* _Dataset items_:

□ □ □ □

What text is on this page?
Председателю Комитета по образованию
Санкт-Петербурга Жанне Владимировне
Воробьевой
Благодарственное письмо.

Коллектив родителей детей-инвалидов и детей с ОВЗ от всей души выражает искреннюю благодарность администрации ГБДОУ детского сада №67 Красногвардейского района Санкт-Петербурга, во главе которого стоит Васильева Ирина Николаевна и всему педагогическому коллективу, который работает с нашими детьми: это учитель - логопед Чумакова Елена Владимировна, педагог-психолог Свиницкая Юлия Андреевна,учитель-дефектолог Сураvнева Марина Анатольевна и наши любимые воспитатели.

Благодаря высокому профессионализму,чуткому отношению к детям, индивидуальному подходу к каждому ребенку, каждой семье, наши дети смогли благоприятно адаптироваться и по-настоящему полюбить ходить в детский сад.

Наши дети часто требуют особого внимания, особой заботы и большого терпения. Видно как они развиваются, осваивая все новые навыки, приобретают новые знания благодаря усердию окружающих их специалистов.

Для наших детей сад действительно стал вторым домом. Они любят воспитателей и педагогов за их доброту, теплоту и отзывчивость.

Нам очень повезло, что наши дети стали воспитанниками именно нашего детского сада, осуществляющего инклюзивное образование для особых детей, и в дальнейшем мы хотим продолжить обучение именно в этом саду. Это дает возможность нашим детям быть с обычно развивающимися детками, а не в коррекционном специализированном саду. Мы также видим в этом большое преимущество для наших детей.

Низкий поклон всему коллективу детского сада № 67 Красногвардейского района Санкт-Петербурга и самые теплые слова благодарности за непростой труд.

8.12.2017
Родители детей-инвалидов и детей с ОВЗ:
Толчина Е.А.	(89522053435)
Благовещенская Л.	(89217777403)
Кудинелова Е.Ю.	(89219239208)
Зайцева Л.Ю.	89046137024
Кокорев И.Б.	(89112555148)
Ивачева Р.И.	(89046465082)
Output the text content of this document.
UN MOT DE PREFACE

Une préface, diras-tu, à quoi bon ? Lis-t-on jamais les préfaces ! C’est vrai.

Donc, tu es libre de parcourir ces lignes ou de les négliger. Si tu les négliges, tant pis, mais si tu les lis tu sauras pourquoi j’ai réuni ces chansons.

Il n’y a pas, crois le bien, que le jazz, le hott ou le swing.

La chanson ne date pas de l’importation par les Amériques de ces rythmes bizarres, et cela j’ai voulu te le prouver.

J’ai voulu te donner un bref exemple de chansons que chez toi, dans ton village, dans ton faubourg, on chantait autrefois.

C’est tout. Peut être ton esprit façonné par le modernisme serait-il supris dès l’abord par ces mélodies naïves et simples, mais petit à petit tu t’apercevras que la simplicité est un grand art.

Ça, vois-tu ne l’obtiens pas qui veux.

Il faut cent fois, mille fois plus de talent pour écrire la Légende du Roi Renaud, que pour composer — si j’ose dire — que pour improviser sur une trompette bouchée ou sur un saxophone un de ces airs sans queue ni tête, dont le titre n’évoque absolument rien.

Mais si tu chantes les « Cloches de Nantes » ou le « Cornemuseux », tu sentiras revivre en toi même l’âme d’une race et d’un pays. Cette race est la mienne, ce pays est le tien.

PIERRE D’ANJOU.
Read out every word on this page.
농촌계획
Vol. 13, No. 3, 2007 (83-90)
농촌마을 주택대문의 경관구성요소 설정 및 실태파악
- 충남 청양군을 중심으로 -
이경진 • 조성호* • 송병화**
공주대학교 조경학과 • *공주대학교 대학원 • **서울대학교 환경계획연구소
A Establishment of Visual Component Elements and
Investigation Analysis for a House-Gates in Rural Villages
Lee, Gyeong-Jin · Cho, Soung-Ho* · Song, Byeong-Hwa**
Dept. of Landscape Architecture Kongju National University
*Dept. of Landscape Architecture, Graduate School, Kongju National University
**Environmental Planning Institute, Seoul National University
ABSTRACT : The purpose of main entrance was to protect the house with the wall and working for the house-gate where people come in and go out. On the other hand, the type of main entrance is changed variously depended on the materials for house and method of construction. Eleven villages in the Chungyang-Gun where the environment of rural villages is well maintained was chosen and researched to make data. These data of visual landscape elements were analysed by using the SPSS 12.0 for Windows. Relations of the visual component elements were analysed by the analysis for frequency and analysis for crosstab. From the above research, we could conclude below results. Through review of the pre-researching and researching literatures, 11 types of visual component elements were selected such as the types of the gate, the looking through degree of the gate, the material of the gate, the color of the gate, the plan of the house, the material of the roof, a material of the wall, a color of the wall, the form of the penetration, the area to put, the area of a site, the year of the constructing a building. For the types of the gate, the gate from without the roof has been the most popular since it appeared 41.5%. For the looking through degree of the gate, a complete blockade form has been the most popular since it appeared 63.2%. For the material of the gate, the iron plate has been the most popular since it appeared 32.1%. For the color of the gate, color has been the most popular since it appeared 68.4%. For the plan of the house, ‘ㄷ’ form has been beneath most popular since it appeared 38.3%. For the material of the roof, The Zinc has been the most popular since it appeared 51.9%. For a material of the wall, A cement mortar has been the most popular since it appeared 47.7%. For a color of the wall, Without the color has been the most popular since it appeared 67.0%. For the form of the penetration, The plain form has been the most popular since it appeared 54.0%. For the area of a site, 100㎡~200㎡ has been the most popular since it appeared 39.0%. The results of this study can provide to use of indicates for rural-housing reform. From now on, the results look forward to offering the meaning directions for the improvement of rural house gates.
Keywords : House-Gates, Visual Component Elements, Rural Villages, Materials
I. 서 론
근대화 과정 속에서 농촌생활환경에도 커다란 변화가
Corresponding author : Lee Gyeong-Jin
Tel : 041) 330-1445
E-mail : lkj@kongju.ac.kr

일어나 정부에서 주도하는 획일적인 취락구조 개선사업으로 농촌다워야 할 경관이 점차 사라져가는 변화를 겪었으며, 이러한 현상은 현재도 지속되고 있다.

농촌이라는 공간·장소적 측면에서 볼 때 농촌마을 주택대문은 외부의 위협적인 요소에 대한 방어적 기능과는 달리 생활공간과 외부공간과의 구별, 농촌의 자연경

□ □ □ □

* _Description of the task_: Each line above must be reproduced exactly as it stands.

* _Solution for this problem_:
What text is on this page?
Председателю Комитета по образованию
Санкт-Петербурга Жанне Владимировне
Воробьевой
Благодарственное письмо.

Коллектив родителей детей-инвалидов и детей с ОВЗ от всей души выражает искреннюю благодарность администрации ГБДОУ детского сада №67 Красногвардейского района Санкт-Петербурга, во главе которого стоит Васильева Ирина Николаевна и всему педагогическому коллективу, который работает с нашими детьми: это учитель - логопед Чумакова Елена Владимировна, педагог-психолог Свиницкая Юлия Андреевна,учитель-дефектолог Сураvнева Марина Анатольевна и наши любимые воспитатели.

Благодаря высокому профессионализму,чуткому отношению к детям, индивидуальному подходу к каждому ребенку, каждой семье, наши дети смогли благоприятно адаптироваться и по-настоящему полюбить ходить в детский сад.

Наши дети часто требуют особого внимания, особой заботы и большого терпения. Видно как они развиваются, осваивая все новые навыки, приобретают новые знания благодаря усердию окружающих их специалистов.

Для наших детей сад действительно стал вторым домом. Они любят воспитателей и педагогов за их доброту, теплоту и отзывчивость.

Нам очень повезло, что наши дети стали воспитанниками именно нашего детского сада, осуществляющего инклюзивное образование для особых детей, и в дальнейшем мы хотим продолжить обучение именно в этом саду. Это дает возможность нашим детям быть с обычно развивающимися детками, а не в коррекционном специализированном саду. Мы также видим в этом большое преимущество для наших детей.

Низкий поклон всему коллективу детского сада № 67 Красногвардейского района Санкт-Петербурга и самые теплые слова благодарности за непростой труд.

8.12.2017
Родители детей-инвалидов и детей с ОВЗ:
Толчина Е.А.	(89522053435)
Благовещенская Л.	(89217777403)
Кудинелова Е.Ю.	(89219239208)
Зайцева Л.Ю.	89046137024
Кокорев И.Б.	(89112555148)
Ивачева Р.И.	(89046465082)
Output the text content of this document.
UN MOT DE PREFACE

Une préface, diras-tu, à quoi bon ? Lis-t-on jamais les préfaces ! C’est vrai.

Donc, tu es libre de parcourir ces lignes ou de les négliger. Si tu les négliges, tant pis, mais si tu les lis tu sauras pourquoi j’ai réuni ces chansons.

Il n’y a pas, crois le bien, que le jazz, le hott ou le swing.

La chanson ne date pas de l’importation par les Amériques de ces rythmes bizarres, et cela j’ai voulu te le prouver.

J’ai voulu te donner un bref exemple de chansons que chez toi, dans ton village, dans ton faubourg, on chantait autrefois.

C’est tout. Peut être ton esprit façonné par le modernisme serait-il supris dès l’abord par ces mélodies naïves et simples, mais petit à petit tu t’apercevras que la simplicité est un grand art.

Ça, vois-tu ne l’obtiens pas qui veux.

Il faut cent fois, mille fois plus de talent pour écrire la Légende du Roi Renaud, que pour composer — si j’ose dire — que pour improviser sur une trompette bouchée ou sur un saxophone un de ces airs sans queue ni tête, dont le titre n’évoque absolument rien.

Mais si tu chantes les « Cloches de Nantes » ou le « Cornemuseux », tu sentiras revivre en toi même l’âme d’une race et d’un pays. Cette race est la mienne, ce pays est le tien.

PIERRE D’ANJOU.
Read out every word on this page.
농촌계획
Vol. 13, No. 3, 2007 (83-90)
농촌마을 주택대문의 경관구성요소 설정 및 실태파악
- 충남 청양군을 중심으로 -
이경진 • 조성호* • 송병화**
공주대학교 조경학과 • *공주대학교 대학원 • **서울대학교 환경계획연구소
A Establishment of Visual Component Elements and
Investigation Analysis for a House-Gates in Rural Villages
Lee, Gyeong-Jin · Cho, Soung-Ho* · Song, Byeong-Hwa**
Dept. of Landscape Architecture Kongju National University
*Dept. of Landscape Architecture, Graduate School, Kongju National University
**Environmental Planning Institute, Seoul National University
ABSTRACT : The purpose of main entrance was to protect the house with the wall and working for the house-gate where people come in and go out. On the other hand, the type of main entrance is changed variously depended on the materials for house and method of construction. Eleven villages in the Chungyang-Gun where the environment of rural villages is well maintained was chosen and researched to make data. These data of visual landscape elements were analysed by using the SPSS 12.0 for Windows. Relations of the visual component elements were analysed by the analysis for frequency and analysis for crosstab. From the above research, we could conclude below results. Through review of the pre-researching and researching literatures, 11 types of visual component elements were selected such as the types of the gate, the looking through degree of the gate, the material of the gate, the color of the gate, the plan of the house, the material of the roof, a material of the wall, a color of the wall, the form of the penetration, the area to put, the area of a site, the year of the constructing a building. For the types of the gate, the gate from without the roof has been the most popular since it appeared 41.5%. For the looking through degree of the gate, a complete blockade form has been the most popular since it appeared 63.2%. For the material of the gate, the iron plate has been the most popular since it appeared 32.1%. For the color of the gate, color has been the most popular since it appeared 68.4%. For the plan of the house, ‘ㄷ’ form has been beneath most popular since it appeared 38.3%. For the material of the roof, The Zinc has been the most popular since it appeared 51.9%. For a material of the wall, A cement mortar has been the most popular since it appeared 47.7%. For a color of the wall, Without the color has been the most popular since it appeared 67.0%. For the form of the penetration, The plain form has been the most popular since it appeared 54.0%. For the area of a site, 100㎡~200㎡ has been the most popular since it appeared 39.0%. The results of this study can provide to use of indicates for rural-housing reform. From now on, the results look forward to offering the meaning directions for the improvement of rural house gates.
Keywords : House-Gates, Visual Component Elements, Rural Villages, Materials
I. 서 론
근대화 과정 속에서 농촌생활환경에도 커다란 변화가
Corresponding author : Lee Gyeong-Jin
Tel : 041) 330-1445
E-mail : lkj@kongju.ac.kr

일어나 정부에서 주도하는 획일적인 취락구조 개선사업으로 농촌다워야 할 경관이 점차 사라져가는 변화를 겪었으며, 이러한 현상은 현재도 지속되고 있다.

농촌이라는 공간·장소적 측면에서 볼 때 농촌마을 주택대문은 외부의 위협적인 요소에 대한 방어적 기능과는 달리 생활공간과 외부공간과의 구별, 농촌의 자연경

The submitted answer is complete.